Exercise prompt:
Locate every line in the material below that has the word "wraz". Copy each of those lines.

[Figure dataset records]
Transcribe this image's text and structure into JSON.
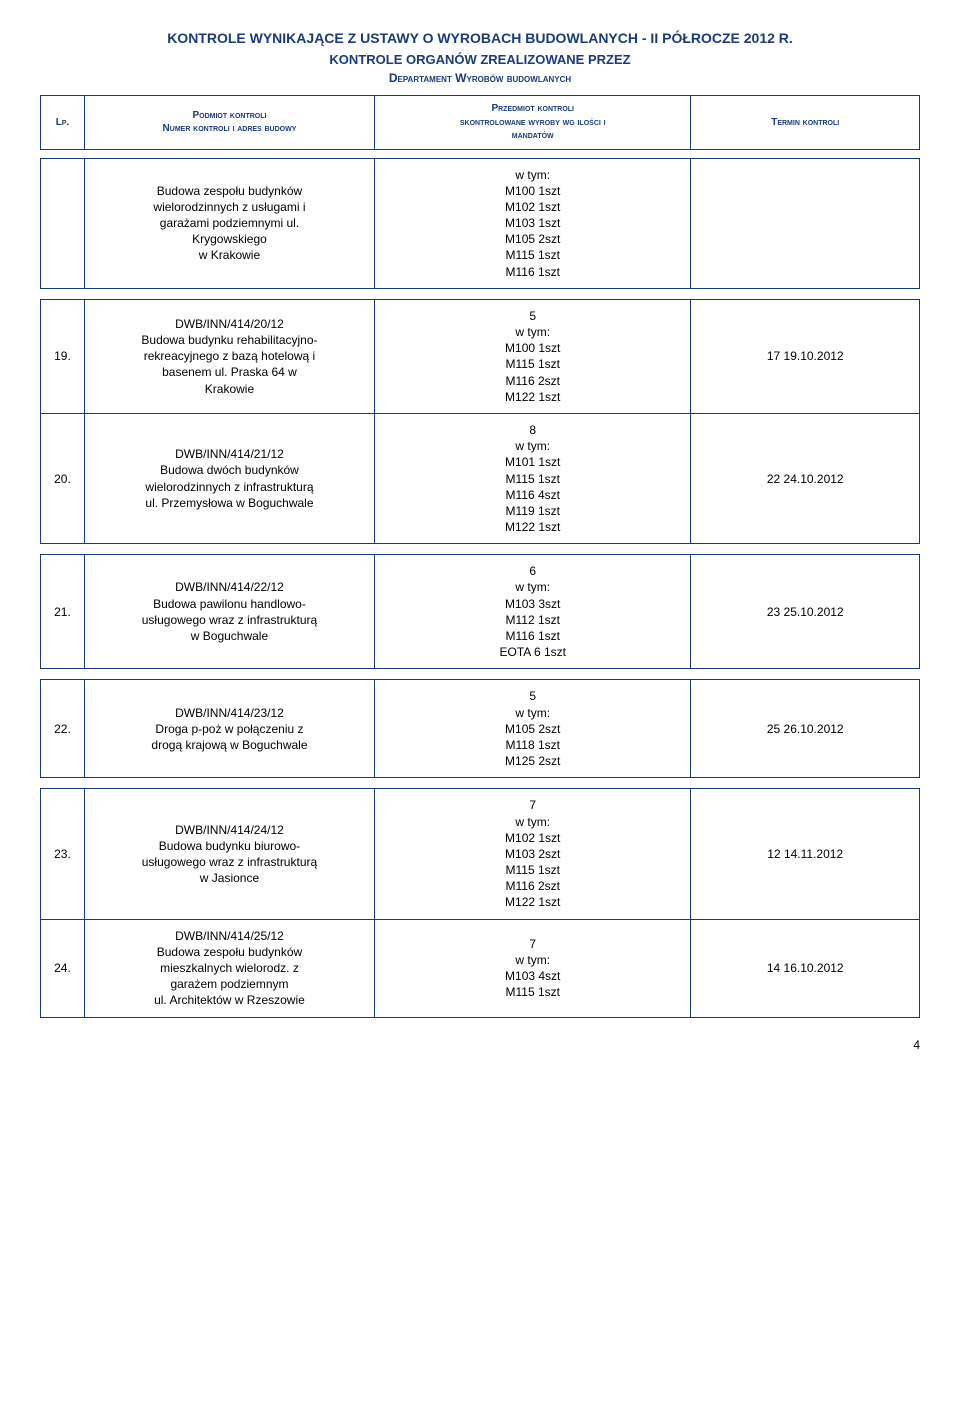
{
  "titles": {
    "main": "KONTROLE WYNIKAJĄCE Z USTAWY O WYROBACH BUDOWLANYCH - II PÓŁROCZE 2012 R.",
    "sub1": "KONTROLE ORGANÓW ZREALIZOWANE PRZEZ",
    "sub2": "Departament Wyrobów budowlanych"
  },
  "headers": {
    "lp": "Lp.",
    "podmiot": "Podmiot kontroli\nNumer kontroli i adres budowy",
    "przedmiot": "Przedmiot kontroli\nskontrolowane wyroby wg ilości i\nmandatów",
    "termin": "Termin kontroli"
  },
  "row_carry": {
    "podmiot": "Budowa zespołu budynków\nwielorodzinnych z usługami i\ngarażami podziemnymi ul.\nKrygowskiego\nw Krakowie",
    "przedmiot": "w tym:\nM100 1szt\nM102 1szt\nM103 1szt\nM105 2szt\nM115 1szt\nM116 1szt"
  },
  "rows": [
    {
      "lp": "19.",
      "podmiot": "DWB/INN/414/20/12\nBudowa budynku rehabilitacyjno-\nrekreacyjnego z bazą hotelową i\nbasenem ul. Praska 64 w\nKrakowie",
      "przedmiot": "5\nw tym:\nM100 1szt\nM115 1szt\nM116 2szt\nM122 1szt",
      "termin": "17 19.10.2012"
    },
    {
      "lp": "20.",
      "podmiot": "DWB/INN/414/21/12\nBudowa dwóch budynków\nwielorodzinnych z infrastrukturą\nul. Przemysłowa w Boguchwale",
      "przedmiot": "8\nw tym:\nM101 1szt\nM115 1szt\nM116 4szt\nM119 1szt\nM122 1szt",
      "termin": "22 24.10.2012"
    },
    {
      "lp": "21.",
      "podmiot": "DWB/INN/414/22/12\nBudowa pawilonu handlowo-\nusługowego wraz z infrastrukturą\nw Boguchwale",
      "przedmiot": "6\nw tym:\nM103 3szt\nM112 1szt\nM116 1szt\nEOTA 6 1szt",
      "termin": "23 25.10.2012"
    },
    {
      "lp": "22.",
      "podmiot": "DWB/INN/414/23/12\nDroga p-poż w połączeniu z\ndrogą krajową w Boguchwale",
      "przedmiot": "5\nw tym:\nM105 2szt\nM118 1szt\nM125 2szt",
      "termin": "25 26.10.2012"
    },
    {
      "lp": "23.",
      "podmiot": "DWB/INN/414/24/12\nBudowa budynku biurowo-\nusługowego wraz z infrastrukturą\nw Jasionce",
      "przedmiot": "7\nw tym:\nM102 1szt\nM103 2szt\nM115 1szt\nM116 2szt\nM122 1szt",
      "termin": "12 14.11.2012"
    },
    {
      "lp": "24.",
      "podmiot": "DWB/INN/414/25/12\nBudowa zespołu budynków\nmieszkalnych wielorodz. z\ngarażem podziemnym\nul. Architektów w Rzeszowie",
      "przedmiot": "7\nw tym:\nM103 4szt\nM115 1szt",
      "termin": "14 16.10.2012"
    }
  ],
  "page_number": "4"
}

The response:
      "podmiot": "DWB/INN/414/22/12\nBudowa pawilonu handlowo-\nusługowego wraz z infrastrukturą\nw Boguchwale",
      "podmiot": "DWB/INN/414/24/12\nBudowa budynku biurowo-\nusługowego wraz z infrastrukturą\nw Jasionce",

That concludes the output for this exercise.